# DATASET
========

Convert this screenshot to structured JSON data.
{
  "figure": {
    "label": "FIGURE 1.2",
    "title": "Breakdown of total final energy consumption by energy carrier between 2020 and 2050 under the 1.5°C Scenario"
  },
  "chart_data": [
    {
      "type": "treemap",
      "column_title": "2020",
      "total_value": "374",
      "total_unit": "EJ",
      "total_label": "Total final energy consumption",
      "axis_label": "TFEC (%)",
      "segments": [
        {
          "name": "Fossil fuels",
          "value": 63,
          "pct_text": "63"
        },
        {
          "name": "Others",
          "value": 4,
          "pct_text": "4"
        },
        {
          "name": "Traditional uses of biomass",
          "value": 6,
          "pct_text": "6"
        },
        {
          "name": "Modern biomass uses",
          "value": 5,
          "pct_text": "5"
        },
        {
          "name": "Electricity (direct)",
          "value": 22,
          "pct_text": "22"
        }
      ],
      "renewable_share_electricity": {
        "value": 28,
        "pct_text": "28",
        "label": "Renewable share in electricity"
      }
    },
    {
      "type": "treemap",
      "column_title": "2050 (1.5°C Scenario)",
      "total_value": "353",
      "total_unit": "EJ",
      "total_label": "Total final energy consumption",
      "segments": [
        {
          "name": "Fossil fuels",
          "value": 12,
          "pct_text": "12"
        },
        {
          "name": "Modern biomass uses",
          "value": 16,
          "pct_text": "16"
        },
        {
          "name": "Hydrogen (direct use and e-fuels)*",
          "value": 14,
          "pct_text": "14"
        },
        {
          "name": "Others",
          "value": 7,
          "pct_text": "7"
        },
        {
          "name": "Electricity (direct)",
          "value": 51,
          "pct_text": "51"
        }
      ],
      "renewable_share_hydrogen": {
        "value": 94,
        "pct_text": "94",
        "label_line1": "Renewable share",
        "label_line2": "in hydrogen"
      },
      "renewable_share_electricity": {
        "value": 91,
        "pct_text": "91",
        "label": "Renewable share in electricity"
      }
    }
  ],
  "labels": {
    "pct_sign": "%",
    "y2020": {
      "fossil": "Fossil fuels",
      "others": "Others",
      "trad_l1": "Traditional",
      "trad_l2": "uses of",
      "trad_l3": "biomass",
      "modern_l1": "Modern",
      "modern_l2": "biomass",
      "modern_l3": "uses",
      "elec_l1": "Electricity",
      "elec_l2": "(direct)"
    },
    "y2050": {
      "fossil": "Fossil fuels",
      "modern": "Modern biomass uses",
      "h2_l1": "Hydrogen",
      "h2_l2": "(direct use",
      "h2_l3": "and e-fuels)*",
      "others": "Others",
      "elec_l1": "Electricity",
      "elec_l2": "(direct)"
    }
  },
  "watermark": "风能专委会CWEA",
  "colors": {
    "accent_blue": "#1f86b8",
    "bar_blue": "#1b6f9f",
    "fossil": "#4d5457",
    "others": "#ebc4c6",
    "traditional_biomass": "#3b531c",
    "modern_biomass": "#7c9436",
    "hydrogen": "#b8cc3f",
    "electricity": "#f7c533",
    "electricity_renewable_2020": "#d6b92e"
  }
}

========

# WRITTEN PROBLEM
Give the listing above again, word for word.

# ANSWER TO THE EXERCISE
Convert this screenshot to structured JSON data.
{
  "figure": {
    "label": "FIGURE 1.2",
    "title": "Breakdown of total final energy consumption by energy carrier between 2020 and 2050 under the 1.5°C Scenario"
  },
  "chart_data": [
    {
      "type": "treemap",
      "column_title": "2020",
      "total_value": "374",
      "total_unit": "EJ",
      "total_label": "Total final energy consumption",
      "axis_label": "TFEC (%)",
      "segments": [
        {
          "name": "Fossil fuels",
          "value": 63,
          "pct_text": "63"
        },
        {
          "name": "Others",
          "value": 4,
          "pct_text": "4"
        },
        {
          "name": "Traditional uses of biomass",
          "value": 6,
          "pct_text": "6"
        },
        {
          "name": "Modern biomass uses",
          "value": 5,
          "pct_text": "5"
        },
        {
          "name": "Electricity (direct)",
          "value": 22,
          "pct_text": "22"
        }
      ],
      "renewable_share_electricity": {
        "value": 28,
        "pct_text": "28",
        "label": "Renewable share in electricity"
      }
    },
    {
      "type": "treemap",
      "column_title": "2050 (1.5°C Scenario)",
      "total_value": "353",
      "total_unit": "EJ",
      "total_label": "Total final energy consumption",
      "segments": [
        {
          "name": "Fossil fuels",
          "value": 12,
          "pct_text": "12"
        },
        {
          "name": "Modern biomass uses",
          "value": 16,
          "pct_text": "16"
        },
        {
          "name": "Hydrogen (direct use and e-fuels)*",
          "value": 14,
          "pct_text": "14"
        },
        {
          "name": "Others",
          "value": 7,
          "pct_text": "7"
        },
        {
          "name": "Electricity (direct)",
          "value": 51,
          "pct_text": "51"
        }
      ],
      "renewable_share_hydrogen": {
        "value": 94,
        "pct_text": "94",
        "label_line1": "Renewable share",
        "label_line2": "in hydrogen"
      },
      "renewable_share_electricity": {
        "value": 91,
        "pct_text": "91",
        "label": "Renewable share in electricity"
      }
    }
  ],
  "labels": {
    "pct_sign": "%",
    "y2020": {
      "fossil": "Fossil fuels",
      "others": "Others",
      "trad_l1": "Traditional",
      "trad_l2": "uses of",
      "trad_l3": "biomass",
      "modern_l1": "Modern",
      "modern_l2": "biomass",
      "modern_l3": "uses",
      "elec_l1": "Electricity",
      "elec_l2": "(direct)"
    },
    "y2050": {
      "fossil": "Fossil fuels",
      "modern": "Modern biomass uses",
      "h2_l1": "Hydrogen",
      "h2_l2": "(direct use",
      "h2_l3": "and e-fuels)*",
      "others": "Others",
      "elec_l1": "Electricity",
      "elec_l2": "(direct)"
    }
  },
  "watermark": "风能专委会CWEA",
  "colors": {
    "accent_blue": "#1f86b8",
    "bar_blue": "#1b6f9f",
    "fossil": "#4d5457",
    "others": "#ebc4c6",
    "traditional_biomass": "#3b531c",
    "modern_biomass": "#7c9436",
    "hydrogen": "#b8cc3f",
    "electricity": "#f7c533",
    "electricity_renewable_2020": "#d6b92e"
  }
}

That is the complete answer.